▶ _What the task requires_
Locate all lines with the word "high" and copy them out.

*** Records to process ***

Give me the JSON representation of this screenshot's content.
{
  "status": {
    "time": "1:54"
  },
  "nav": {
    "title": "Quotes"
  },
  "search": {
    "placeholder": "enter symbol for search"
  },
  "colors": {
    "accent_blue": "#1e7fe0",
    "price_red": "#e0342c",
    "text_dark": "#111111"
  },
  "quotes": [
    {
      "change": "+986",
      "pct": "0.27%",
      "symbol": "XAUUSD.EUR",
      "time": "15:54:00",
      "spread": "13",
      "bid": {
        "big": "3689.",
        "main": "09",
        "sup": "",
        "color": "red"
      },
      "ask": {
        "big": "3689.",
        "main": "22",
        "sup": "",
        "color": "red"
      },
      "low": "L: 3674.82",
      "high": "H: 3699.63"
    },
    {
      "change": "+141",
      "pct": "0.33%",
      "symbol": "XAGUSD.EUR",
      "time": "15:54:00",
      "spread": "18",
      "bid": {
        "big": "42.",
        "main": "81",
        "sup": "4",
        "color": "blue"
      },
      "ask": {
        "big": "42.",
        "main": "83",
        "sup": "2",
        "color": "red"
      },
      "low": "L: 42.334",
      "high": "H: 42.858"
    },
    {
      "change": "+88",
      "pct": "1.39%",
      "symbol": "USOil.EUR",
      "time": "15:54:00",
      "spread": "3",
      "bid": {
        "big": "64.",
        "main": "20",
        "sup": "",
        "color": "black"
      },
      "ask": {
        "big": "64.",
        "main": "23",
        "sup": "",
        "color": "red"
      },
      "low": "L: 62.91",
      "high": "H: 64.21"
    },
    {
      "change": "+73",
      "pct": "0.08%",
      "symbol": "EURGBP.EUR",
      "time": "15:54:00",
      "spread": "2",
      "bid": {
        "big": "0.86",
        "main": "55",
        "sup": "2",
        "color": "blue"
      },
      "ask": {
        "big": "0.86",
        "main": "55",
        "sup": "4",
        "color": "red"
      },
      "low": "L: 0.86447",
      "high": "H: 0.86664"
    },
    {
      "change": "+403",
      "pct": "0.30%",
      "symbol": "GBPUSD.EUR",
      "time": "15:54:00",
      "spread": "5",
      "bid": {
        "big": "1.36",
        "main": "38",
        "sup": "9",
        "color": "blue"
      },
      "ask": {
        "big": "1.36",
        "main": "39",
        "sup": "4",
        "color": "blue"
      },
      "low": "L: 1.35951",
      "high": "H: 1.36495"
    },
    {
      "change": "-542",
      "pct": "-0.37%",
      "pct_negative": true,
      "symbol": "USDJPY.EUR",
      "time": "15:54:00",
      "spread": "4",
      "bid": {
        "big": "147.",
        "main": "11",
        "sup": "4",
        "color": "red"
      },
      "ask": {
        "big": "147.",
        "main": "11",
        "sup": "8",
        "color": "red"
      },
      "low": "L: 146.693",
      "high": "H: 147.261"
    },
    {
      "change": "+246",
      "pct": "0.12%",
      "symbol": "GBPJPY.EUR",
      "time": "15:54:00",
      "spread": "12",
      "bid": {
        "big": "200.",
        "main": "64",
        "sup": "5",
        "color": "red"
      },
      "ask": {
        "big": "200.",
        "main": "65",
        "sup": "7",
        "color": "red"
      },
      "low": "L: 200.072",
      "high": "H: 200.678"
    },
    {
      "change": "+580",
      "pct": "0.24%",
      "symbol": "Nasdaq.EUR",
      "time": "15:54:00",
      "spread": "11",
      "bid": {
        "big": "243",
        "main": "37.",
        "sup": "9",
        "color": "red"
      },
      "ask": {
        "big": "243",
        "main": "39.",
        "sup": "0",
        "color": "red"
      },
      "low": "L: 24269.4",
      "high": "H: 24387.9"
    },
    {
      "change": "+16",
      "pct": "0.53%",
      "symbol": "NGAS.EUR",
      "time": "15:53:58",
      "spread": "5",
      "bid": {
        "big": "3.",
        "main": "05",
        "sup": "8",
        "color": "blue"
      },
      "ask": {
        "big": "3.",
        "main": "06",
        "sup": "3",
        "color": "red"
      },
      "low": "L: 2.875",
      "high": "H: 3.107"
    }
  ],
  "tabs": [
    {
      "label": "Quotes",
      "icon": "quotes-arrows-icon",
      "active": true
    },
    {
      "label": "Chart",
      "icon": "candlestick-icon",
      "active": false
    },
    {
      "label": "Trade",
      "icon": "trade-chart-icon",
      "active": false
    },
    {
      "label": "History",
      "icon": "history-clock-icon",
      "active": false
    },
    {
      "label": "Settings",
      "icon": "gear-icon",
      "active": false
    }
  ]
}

***
*** Records to process ***

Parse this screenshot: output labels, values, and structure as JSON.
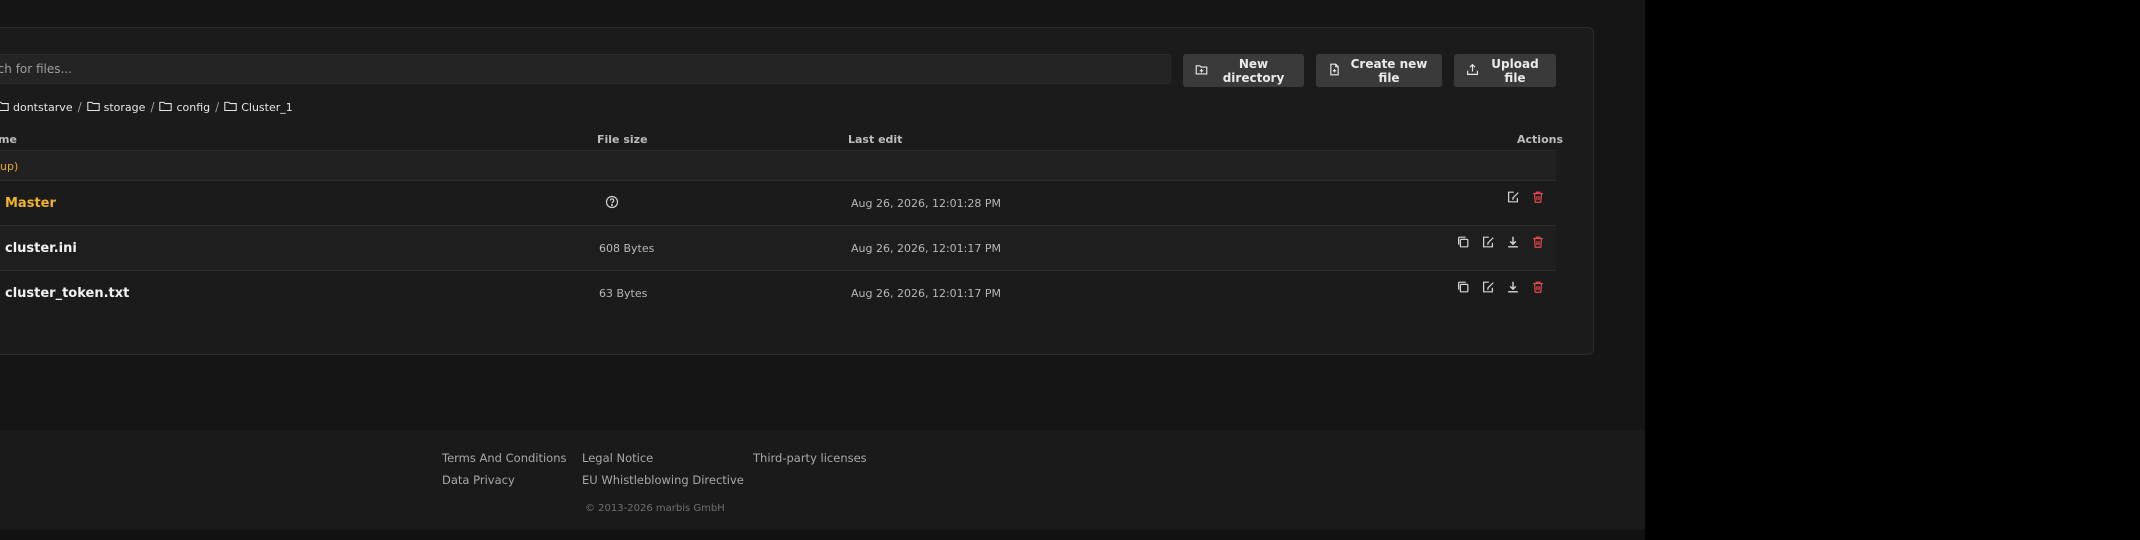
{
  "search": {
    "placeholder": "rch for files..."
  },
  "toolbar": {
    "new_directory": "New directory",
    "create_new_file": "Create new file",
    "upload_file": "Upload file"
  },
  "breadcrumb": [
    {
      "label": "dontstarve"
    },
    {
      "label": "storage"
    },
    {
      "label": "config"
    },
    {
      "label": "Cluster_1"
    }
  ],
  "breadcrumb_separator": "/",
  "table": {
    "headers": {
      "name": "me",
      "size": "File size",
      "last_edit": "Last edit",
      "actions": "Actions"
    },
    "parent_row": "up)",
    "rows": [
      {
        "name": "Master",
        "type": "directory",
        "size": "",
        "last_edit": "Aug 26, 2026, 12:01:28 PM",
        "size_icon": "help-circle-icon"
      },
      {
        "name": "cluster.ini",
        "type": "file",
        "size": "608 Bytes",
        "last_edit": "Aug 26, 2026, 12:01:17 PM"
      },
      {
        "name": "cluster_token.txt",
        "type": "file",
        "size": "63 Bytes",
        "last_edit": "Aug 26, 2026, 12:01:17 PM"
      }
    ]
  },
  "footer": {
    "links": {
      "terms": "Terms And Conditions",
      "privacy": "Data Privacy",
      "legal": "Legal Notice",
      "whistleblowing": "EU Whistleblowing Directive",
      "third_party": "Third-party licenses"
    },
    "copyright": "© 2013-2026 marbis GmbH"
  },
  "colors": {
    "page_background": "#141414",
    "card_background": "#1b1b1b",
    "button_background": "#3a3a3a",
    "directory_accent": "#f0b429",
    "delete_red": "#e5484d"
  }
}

***
*** Records to process ***

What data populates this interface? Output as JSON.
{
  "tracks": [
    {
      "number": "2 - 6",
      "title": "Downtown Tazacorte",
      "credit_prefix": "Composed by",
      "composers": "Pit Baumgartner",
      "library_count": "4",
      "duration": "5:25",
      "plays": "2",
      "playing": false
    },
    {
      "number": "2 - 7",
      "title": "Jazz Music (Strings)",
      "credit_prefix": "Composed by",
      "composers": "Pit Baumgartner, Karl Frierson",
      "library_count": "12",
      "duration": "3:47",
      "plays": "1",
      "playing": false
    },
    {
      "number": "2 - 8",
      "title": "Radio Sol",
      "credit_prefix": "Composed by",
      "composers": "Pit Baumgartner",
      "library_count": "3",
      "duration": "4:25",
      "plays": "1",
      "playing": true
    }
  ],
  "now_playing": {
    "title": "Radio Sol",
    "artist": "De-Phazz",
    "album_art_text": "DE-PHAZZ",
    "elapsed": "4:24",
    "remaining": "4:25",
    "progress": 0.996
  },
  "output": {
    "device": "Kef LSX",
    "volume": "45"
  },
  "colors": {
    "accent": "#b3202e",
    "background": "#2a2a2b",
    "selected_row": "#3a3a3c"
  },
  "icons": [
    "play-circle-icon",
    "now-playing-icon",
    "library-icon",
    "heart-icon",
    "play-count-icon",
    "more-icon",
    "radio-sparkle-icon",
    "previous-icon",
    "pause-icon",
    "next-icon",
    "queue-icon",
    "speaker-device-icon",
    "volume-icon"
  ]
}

***

▶ _Answer to the task_
      "high": "H: 3699.63"
      "high": "H: 42.858"
      "high": "H: 64.21"
      "high": "H: 0.86664"
      "high": "H: 1.36495"
      "high": "H: 147.261"
      "high": "H: 200.678"
      "high": "H: 24387.9"
      "high": "H: 3.107"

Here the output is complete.